BEGIN EXERCISE MATERIALS

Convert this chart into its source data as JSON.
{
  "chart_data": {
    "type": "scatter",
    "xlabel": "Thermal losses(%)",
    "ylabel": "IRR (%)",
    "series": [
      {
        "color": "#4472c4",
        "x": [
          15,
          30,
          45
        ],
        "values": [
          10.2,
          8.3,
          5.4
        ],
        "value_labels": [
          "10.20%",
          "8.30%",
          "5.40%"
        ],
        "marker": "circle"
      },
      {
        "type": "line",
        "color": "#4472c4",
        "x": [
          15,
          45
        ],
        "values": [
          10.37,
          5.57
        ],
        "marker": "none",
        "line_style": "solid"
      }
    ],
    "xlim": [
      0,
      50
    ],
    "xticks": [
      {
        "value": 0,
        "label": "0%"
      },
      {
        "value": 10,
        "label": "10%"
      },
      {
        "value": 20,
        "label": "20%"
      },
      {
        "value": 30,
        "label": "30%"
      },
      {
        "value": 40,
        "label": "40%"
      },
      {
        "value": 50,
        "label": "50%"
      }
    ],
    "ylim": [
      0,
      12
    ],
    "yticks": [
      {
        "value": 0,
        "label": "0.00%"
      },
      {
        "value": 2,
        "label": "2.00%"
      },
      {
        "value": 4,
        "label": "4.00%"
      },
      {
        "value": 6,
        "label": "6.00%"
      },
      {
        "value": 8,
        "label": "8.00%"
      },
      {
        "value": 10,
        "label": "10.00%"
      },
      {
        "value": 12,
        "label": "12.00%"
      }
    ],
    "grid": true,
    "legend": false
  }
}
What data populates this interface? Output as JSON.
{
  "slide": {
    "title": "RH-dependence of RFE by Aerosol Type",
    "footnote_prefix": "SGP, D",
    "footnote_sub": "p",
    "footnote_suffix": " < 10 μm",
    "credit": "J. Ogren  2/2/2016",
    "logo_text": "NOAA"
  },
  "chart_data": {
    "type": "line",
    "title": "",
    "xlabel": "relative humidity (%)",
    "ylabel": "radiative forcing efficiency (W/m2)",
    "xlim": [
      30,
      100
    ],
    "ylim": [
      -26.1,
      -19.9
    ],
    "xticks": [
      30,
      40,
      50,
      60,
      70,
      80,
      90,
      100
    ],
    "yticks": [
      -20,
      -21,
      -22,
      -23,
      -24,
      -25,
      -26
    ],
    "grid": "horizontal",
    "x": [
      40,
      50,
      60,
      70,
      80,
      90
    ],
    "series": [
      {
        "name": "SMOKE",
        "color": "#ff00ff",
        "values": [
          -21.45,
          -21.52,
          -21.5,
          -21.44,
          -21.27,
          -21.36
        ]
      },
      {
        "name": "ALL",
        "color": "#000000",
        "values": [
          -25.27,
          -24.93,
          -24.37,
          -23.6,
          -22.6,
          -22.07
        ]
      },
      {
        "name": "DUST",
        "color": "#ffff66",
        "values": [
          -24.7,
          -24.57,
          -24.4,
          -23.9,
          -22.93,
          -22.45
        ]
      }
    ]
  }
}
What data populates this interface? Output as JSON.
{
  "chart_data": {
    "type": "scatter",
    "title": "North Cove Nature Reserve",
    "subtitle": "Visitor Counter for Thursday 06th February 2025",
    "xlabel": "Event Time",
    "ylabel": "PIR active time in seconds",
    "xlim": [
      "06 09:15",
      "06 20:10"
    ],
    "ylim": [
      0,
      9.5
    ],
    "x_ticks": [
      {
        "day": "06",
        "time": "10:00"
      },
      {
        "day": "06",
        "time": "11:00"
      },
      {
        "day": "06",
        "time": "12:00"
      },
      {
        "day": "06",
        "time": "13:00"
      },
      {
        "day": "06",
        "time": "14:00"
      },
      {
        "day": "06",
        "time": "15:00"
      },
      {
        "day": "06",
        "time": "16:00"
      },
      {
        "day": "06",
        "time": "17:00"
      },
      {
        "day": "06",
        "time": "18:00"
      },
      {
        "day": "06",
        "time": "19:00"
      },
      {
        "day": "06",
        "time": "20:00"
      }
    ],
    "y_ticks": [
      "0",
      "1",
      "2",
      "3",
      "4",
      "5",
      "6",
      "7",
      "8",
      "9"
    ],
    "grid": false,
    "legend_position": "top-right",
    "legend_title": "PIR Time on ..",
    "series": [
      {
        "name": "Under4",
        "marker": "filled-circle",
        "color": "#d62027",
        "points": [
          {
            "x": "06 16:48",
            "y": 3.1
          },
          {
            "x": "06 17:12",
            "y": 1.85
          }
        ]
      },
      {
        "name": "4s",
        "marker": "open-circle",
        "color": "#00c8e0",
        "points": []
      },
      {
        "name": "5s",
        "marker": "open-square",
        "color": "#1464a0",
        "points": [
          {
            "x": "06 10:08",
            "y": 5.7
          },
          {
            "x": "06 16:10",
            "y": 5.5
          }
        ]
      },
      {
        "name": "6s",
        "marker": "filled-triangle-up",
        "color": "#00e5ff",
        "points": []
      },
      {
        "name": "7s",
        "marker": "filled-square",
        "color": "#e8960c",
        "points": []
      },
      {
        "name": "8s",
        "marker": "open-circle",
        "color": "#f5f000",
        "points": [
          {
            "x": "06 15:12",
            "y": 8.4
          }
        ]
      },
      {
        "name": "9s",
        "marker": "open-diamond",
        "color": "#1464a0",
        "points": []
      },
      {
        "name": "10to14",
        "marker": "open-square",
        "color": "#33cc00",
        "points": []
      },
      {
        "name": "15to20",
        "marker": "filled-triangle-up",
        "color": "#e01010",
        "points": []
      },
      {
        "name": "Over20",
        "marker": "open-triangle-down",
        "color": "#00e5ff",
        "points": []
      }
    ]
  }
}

END EXERCISE MATERIALS

Copy every record exactly as presented.

COMPLETED EXERCISE
Convert this chart into its source data as JSON.
{
  "chart_data": {
    "type": "scatter",
    "xlabel": "Thermal losses(%)",
    "ylabel": "IRR (%)",
    "series": [
      {
        "color": "#4472c4",
        "x": [
          15,
          30,
          45
        ],
        "values": [
          10.2,
          8.3,
          5.4
        ],
        "value_labels": [
          "10.20%",
          "8.30%",
          "5.40%"
        ],
        "marker": "circle"
      },
      {
        "type": "line",
        "color": "#4472c4",
        "x": [
          15,
          45
        ],
        "values": [
          10.37,
          5.57
        ],
        "marker": "none",
        "line_style": "solid"
      }
    ],
    "xlim": [
      0,
      50
    ],
    "xticks": [
      {
        "value": 0,
        "label": "0%"
      },
      {
        "value": 10,
        "label": "10%"
      },
      {
        "value": 20,
        "label": "20%"
      },
      {
        "value": 30,
        "label": "30%"
      },
      {
        "value": 40,
        "label": "40%"
      },
      {
        "value": 50,
        "label": "50%"
      }
    ],
    "ylim": [
      0,
      12
    ],
    "yticks": [
      {
        "value": 0,
        "label": "0.00%"
      },
      {
        "value": 2,
        "label": "2.00%"
      },
      {
        "value": 4,
        "label": "4.00%"
      },
      {
        "value": 6,
        "label": "6.00%"
      },
      {
        "value": 8,
        "label": "8.00%"
      },
      {
        "value": 10,
        "label": "10.00%"
      },
      {
        "value": 12,
        "label": "12.00%"
      }
    ],
    "grid": true,
    "legend": false
  }
}
What data populates this interface? Output as JSON.
{
  "slide": {
    "title": "RH-dependence of RFE by Aerosol Type",
    "footnote_prefix": "SGP, D",
    "footnote_sub": "p",
    "footnote_suffix": " < 10 μm",
    "credit": "J. Ogren  2/2/2016",
    "logo_text": "NOAA"
  },
  "chart_data": {
    "type": "line",
    "title": "",
    "xlabel": "relative humidity (%)",
    "ylabel": "radiative forcing efficiency (W/m2)",
    "xlim": [
      30,
      100
    ],
    "ylim": [
      -26.1,
      -19.9
    ],
    "xticks": [
      30,
      40,
      50,
      60,
      70,
      80,
      90,
      100
    ],
    "yticks": [
      -20,
      -21,
      -22,
      -23,
      -24,
      -25,
      -26
    ],
    "grid": "horizontal",
    "x": [
      40,
      50,
      60,
      70,
      80,
      90
    ],
    "series": [
      {
        "name": "SMOKE",
        "color": "#ff00ff",
        "values": [
          -21.45,
          -21.52,
          -21.5,
          -21.44,
          -21.27,
          -21.36
        ]
      },
      {
        "name": "ALL",
        "color": "#000000",
        "values": [
          -25.27,
          -24.93,
          -24.37,
          -23.6,
          -22.6,
          -22.07
        ]
      },
      {
        "name": "DUST",
        "color": "#ffff66",
        "values": [
          -24.7,
          -24.57,
          -24.4,
          -23.9,
          -22.93,
          -22.45
        ]
      }
    ]
  }
}
What data populates this interface? Output as JSON.
{
  "chart_data": {
    "type": "scatter",
    "title": "North Cove Nature Reserve",
    "subtitle": "Visitor Counter for Thursday 06th February 2025",
    "xlabel": "Event Time",
    "ylabel": "PIR active time in seconds",
    "xlim": [
      "06 09:15",
      "06 20:10"
    ],
    "ylim": [
      0,
      9.5
    ],
    "x_ticks": [
      {
        "day": "06",
        "time": "10:00"
      },
      {
        "day": "06",
        "time": "11:00"
      },
      {
        "day": "06",
        "time": "12:00"
      },
      {
        "day": "06",
        "time": "13:00"
      },
      {
        "day": "06",
        "time": "14:00"
      },
      {
        "day": "06",
        "time": "15:00"
      },
      {
        "day": "06",
        "time": "16:00"
      },
      {
        "day": "06",
        "time": "17:00"
      },
      {
        "day": "06",
        "time": "18:00"
      },
      {
        "day": "06",
        "time": "19:00"
      },
      {
        "day": "06",
        "time": "20:00"
      }
    ],
    "y_ticks": [
      "0",
      "1",
      "2",
      "3",
      "4",
      "5",
      "6",
      "7",
      "8",
      "9"
    ],
    "grid": false,
    "legend_position": "top-right",
    "legend_title": "PIR Time on ..",
    "series": [
      {
        "name": "Under4",
        "marker": "filled-circle",
        "color": "#d62027",
        "points": [
          {
            "x": "06 16:48",
            "y": 3.1
          },
          {
            "x": "06 17:12",
            "y": 1.85
          }
        ]
      },
      {
        "name": "4s",
        "marker": "open-circle",
        "color": "#00c8e0",
        "points": []
      },
      {
        "name": "5s",
        "marker": "open-square",
        "color": "#1464a0",
        "points": [
          {
            "x": "06 10:08",
            "y": 5.7
          },
          {
            "x": "06 16:10",
            "y": 5.5
          }
        ]
      },
      {
        "name": "6s",
        "marker": "filled-triangle-up",
        "color": "#00e5ff",
        "points": []
      },
      {
        "name": "7s",
        "marker": "filled-square",
        "color": "#e8960c",
        "points": []
      },
      {
        "name": "8s",
        "marker": "open-circle",
        "color": "#f5f000",
        "points": [
          {
            "x": "06 15:12",
            "y": 8.4
          }
        ]
      },
      {
        "name": "9s",
        "marker": "open-diamond",
        "color": "#1464a0",
        "points": []
      },
      {
        "name": "10to14",
        "marker": "open-square",
        "color": "#33cc00",
        "points": []
      },
      {
        "name": "15to20",
        "marker": "filled-triangle-up",
        "color": "#e01010",
        "points": []
      },
      {
        "name": "Over20",
        "marker": "open-triangle-down",
        "color": "#00e5ff",
        "points": []
      }
    ]
  }
}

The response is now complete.